Task to carry out → Quote every line below exactly and skip any picture.

(Items from a figure collection)
= = = = =

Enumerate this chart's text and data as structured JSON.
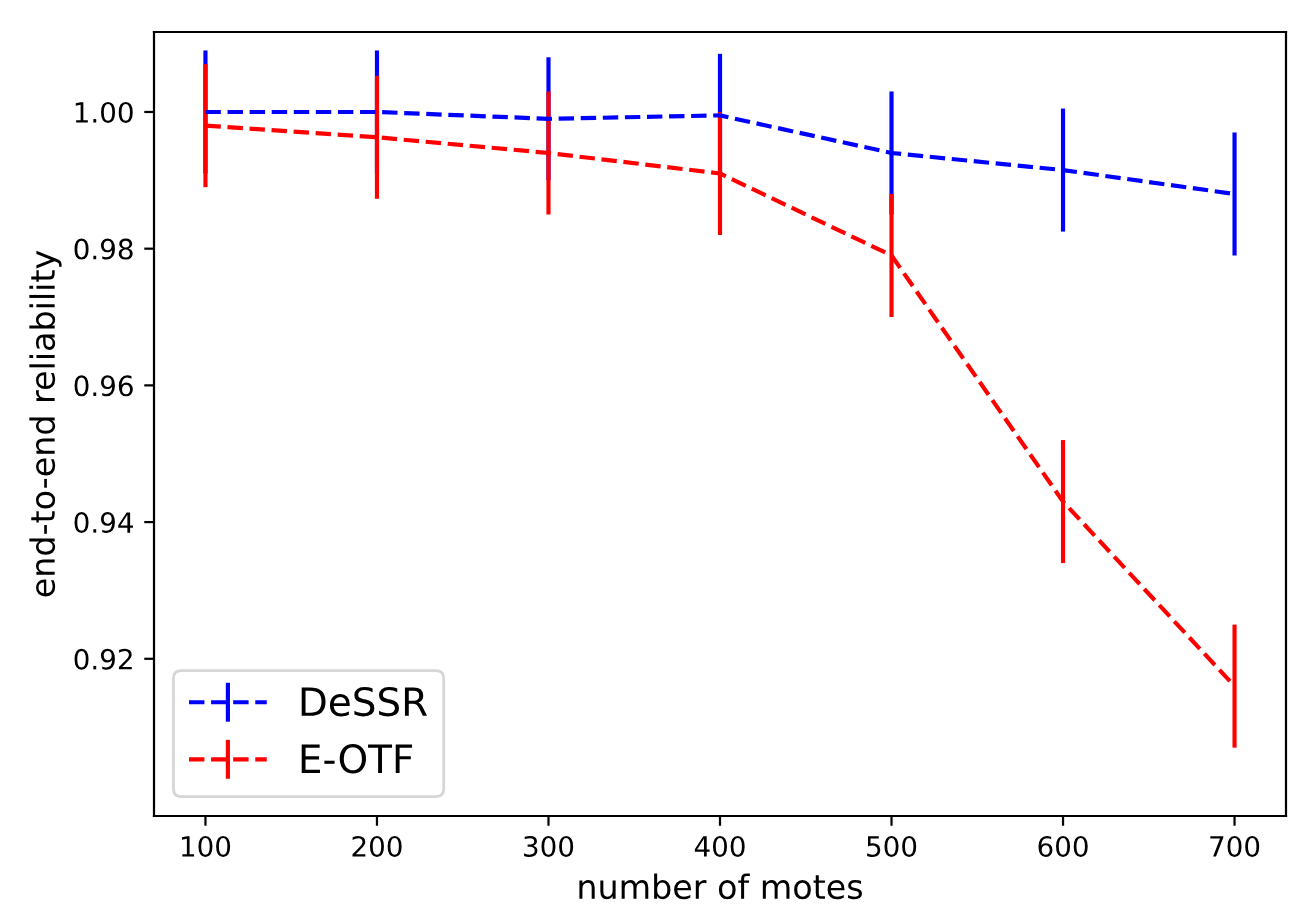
{
  "chart_data": {
    "type": "line",
    "xlabel": "number of motes",
    "ylabel": "end-to-end reliability",
    "x": [
      100,
      200,
      300,
      400,
      500,
      600,
      700
    ],
    "series": [
      {
        "name": "DeSSR",
        "color": "#0000ff",
        "values": [
          1.0,
          1.0,
          0.999,
          0.9995,
          0.994,
          0.9915,
          0.988
        ],
        "errors": [
          0.009,
          0.009,
          0.009,
          0.009,
          0.009,
          0.009,
          0.009
        ]
      },
      {
        "name": "E-OTF",
        "color": "#ff0000",
        "values": [
          0.998,
          0.9963,
          0.994,
          0.991,
          0.979,
          0.943,
          0.916
        ],
        "errors": [
          0.009,
          0.009,
          0.009,
          0.009,
          0.009,
          0.009,
          0.009
        ]
      }
    ],
    "xlim": [
      70,
      730
    ],
    "ylim": [
      0.897,
      1.0117
    ],
    "xticks": [
      100,
      200,
      300,
      400,
      500,
      600,
      700
    ],
    "yticks": [
      {
        "value": 0.92,
        "label": "0.92"
      },
      {
        "value": 0.94,
        "label": "0.94"
      },
      {
        "value": 0.96,
        "label": "0.96"
      },
      {
        "value": 0.98,
        "label": "0.98"
      },
      {
        "value": 1.0,
        "label": "1.00"
      }
    ],
    "line_style": "dashed",
    "marker": "none",
    "legend": "bottom left",
    "grid": false
  }
}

= = = = =

In response →
Enumerate this chart's text and data as structured JSON.
{
  "chart_data": {
    "type": "line",
    "xlabel": "number of motes",
    "ylabel": "end-to-end reliability",
    "x": [
      100,
      200,
      300,
      400,
      500,
      600,
      700
    ],
    "series": [
      {
        "name": "DeSSR",
        "color": "#0000ff",
        "values": [
          1.0,
          1.0,
          0.999,
          0.9995,
          0.994,
          0.9915,
          0.988
        ],
        "errors": [
          0.009,
          0.009,
          0.009,
          0.009,
          0.009,
          0.009,
          0.009
        ]
      },
      {
        "name": "E-OTF",
        "color": "#ff0000",
        "values": [
          0.998,
          0.9963,
          0.994,
          0.991,
          0.979,
          0.943,
          0.916
        ],
        "errors": [
          0.009,
          0.009,
          0.009,
          0.009,
          0.009,
          0.009,
          0.009
        ]
      }
    ],
    "xlim": [
      70,
      730
    ],
    "ylim": [
      0.897,
      1.0117
    ],
    "xticks": [
      100,
      200,
      300,
      400,
      500,
      600,
      700
    ],
    "yticks": [
      {
        "value": 0.92,
        "label": "0.92"
      },
      {
        "value": 0.94,
        "label": "0.94"
      },
      {
        "value": 0.96,
        "label": "0.96"
      },
      {
        "value": 0.98,
        "label": "0.98"
      },
      {
        "value": 1.0,
        "label": "1.00"
      }
    ],
    "line_style": "dashed",
    "marker": "none",
    "legend": "bottom left",
    "grid": false
  }
}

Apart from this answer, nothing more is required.